▸ **TEXT PROVIDED**:
## Start

Is this a common attitude? Sacrifice your health for a slight increase in productivity?


----------



## Switched

A toolbelt is perfectly fine and efficient for certain tasks, when it is properly loaded.... or rather when all of the excess tools that have no business being in there have been removed (Residential guys are the worst offenders of this).

I rarely wear my belt, but If I am working on a ladder I will either have on a belt or an apron, I would have to fire my own ass if I had to get down every time I needed a screw, strap, washer, tool, etc....

Like all the rest of the tools out there, they have a time and a place to both use them and take them off.


----------



## quarky2001

Switched said:


> A toolbelt is perfectly fine and efficient for certain tasks, when it is properly loaded.... or rather when all of the excess tools that have no business being in there have been removed (Residential guys are the worst offenders of this).


True that... I've seen so many resi guys on sites that look like they're preparing for battle. Steel stud building? Put a 3/4" bender in your hammer loop, haha.


----------



## HackWork

quarky2001 said:


> Is this a common attitude? Sacrifice your health for a slight increase in productivity?

## End

▸ **PROBLEM A**:
Answer these questions about the toolbelt discussion:
(i) Which workers does Switched call the worst offenders for loading belts with excess tools?
(ii) In what situation does Switched wear a belt or an apron?
(iii) What tool does quarky2001 jokingly suggest putting in a hammer loop on a steel stud building?
▸ **PROBLEM B**:
Continue the toolbelt discussion from where it stops.
The material after the toolbelt discussion is not needed for anything here.

▸ **RECORDS PROVIDED**:
## Start

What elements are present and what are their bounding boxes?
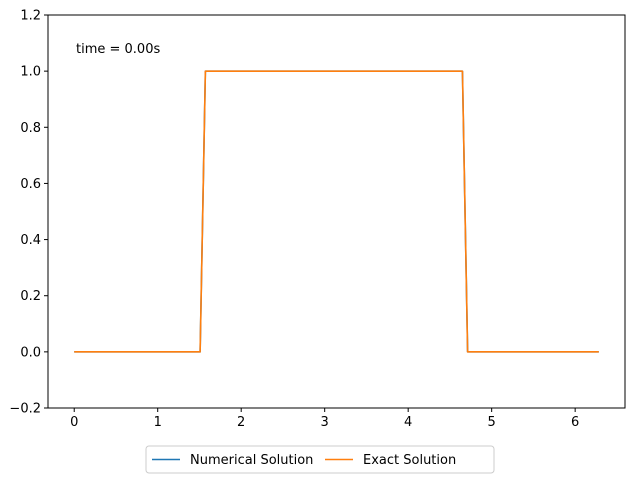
- x-tick-label: 3: [321, 415, 329, 430]
- x-tick-label: 6: [571, 415, 579, 430]
- x-tick-label: 5: [488, 415, 496, 430]
- legend: Numerical Solution Exact Solution: [145, 445, 495, 474]
- y-tick-label: −0.2: [9, 402, 41, 417]
- axes-frame: [47, 14, 626, 409]
- x-tick-label: 4: [404, 415, 412, 430]
- x-tick-label: 0: [70, 415, 78, 430]
- x-axis: 0 1 2 3 4 5 6: [70, 408, 579, 430]
- plot-area: 0 1 2 3 4 5 6 −0.2 0.0 0.2 0.4 0.6 0.8 1.0 1.2 time =…: [9, 9, 626, 430]
- y-tick-label: 0.2: [20, 289, 41, 304]
- legend-box: [145, 445, 495, 474]
- time-annotation: time = 0.00s: [76, 42, 160, 57]
- y-tick-label: 0.0: [20, 345, 41, 360]
- y-tick-label: 1.0: [20, 65, 41, 80]
- y-tick-label: 0.4: [20, 233, 41, 248]
- series-layer: [74, 70, 599, 353]
- y-tick-label: 1.2: [20, 9, 41, 24]
- series-line-numerical-solution: [74, 70, 599, 353]
- x-tick-label: 2: [237, 415, 245, 430]
- legend-label: Exact Solution: [363, 453, 456, 468]
- legend-label: Numerical Solution: [190, 453, 313, 468]
- x-tick-label: 1: [154, 415, 162, 430]
- y-axis: −0.2 0.0 0.2 0.4 0.6 0.8 1.0 1.2: [9, 9, 48, 417]
- y-tick-label: 0.6: [20, 177, 41, 192]
- series-line-exact-solution: [74, 70, 599, 353]
- y-tick-label: 0.8: [20, 121, 41, 136]
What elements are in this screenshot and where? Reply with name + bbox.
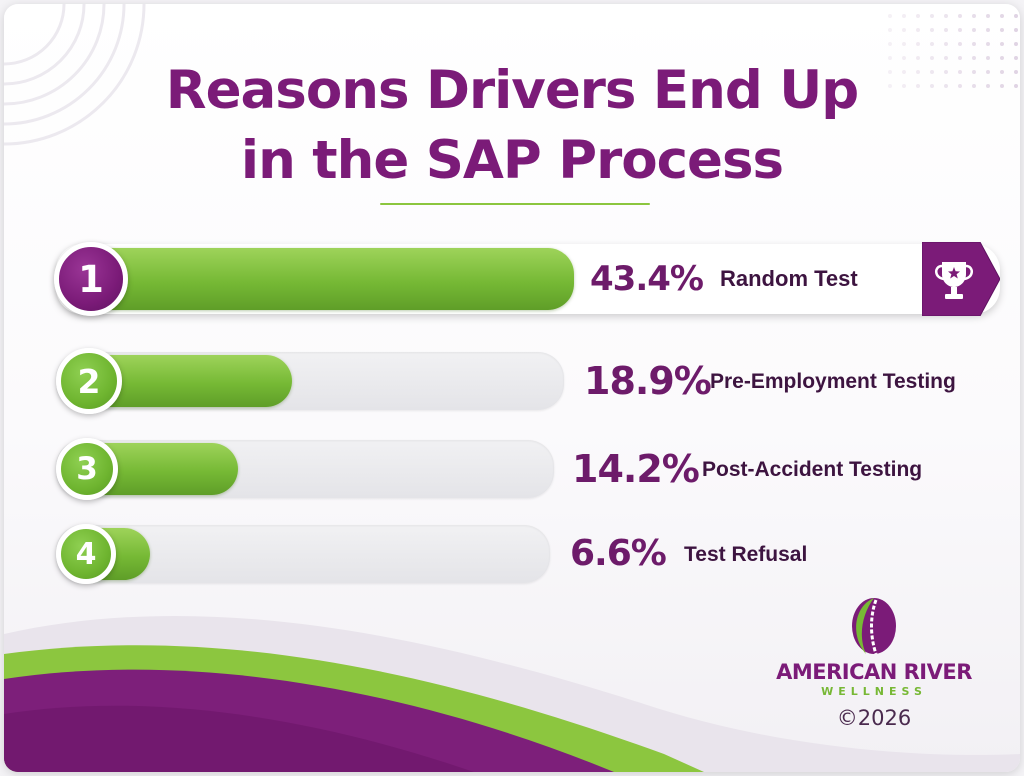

## End

▸ **RIGHT ANSWER A**:
(i) Residential guys.
(ii) When working on a ladder.
(iii) A 3/4" bender.

▸ **RIGHT ANSWER B**:
This right here is the new generation, Gentlemen. 

Soon we won't have any tradesmen available due to threat of broken nails.


----------



## RePhase277

Some people believe you have to have a toolbelt with every size nutdriver, screwdriver, pliers, hammer, tape measure, and assortment of connectors. And you have to wear it to crawl under a machine or take a poop.

Those people are what plumbers call "stupid".


----------



## RePhase277

HackWork said:


> This right here is the new generation, Gentlemen.
> 
> Soon we won't have any tradesmen available due to threat of broken nails.


That's nothing to joke about mister! My uncle was a carpenter and broke a nail on a job once. He died 38 years later.


----------



## HackWork

RePhase277 said:


> Some people believe you have to have a toolbelt with every size nutdriver, screwdriver, pliers, hammer, tape measure, and assortment of connectors. And you have to wear it to crawl under a machine or take a poop.
> 
> Those people are what plumbers call "stupid".


I always used an apron and sometimes put a little 4-tool pouch on the side. Every task required different tools so I would only load up with what I needed.

Why carry linemens when installing pipe? Why carry a tape measure when pulling or splicing wire? When I see a guy with a 17 pocket tool pouch filled with tools, I see a guy who can't properly organize himself.


----------



## quarky2001

HackWork said:


> This right here is the new generation, Gentlemen.
> 
> Soon we won't have any tradesmen available due to threat of broken nails.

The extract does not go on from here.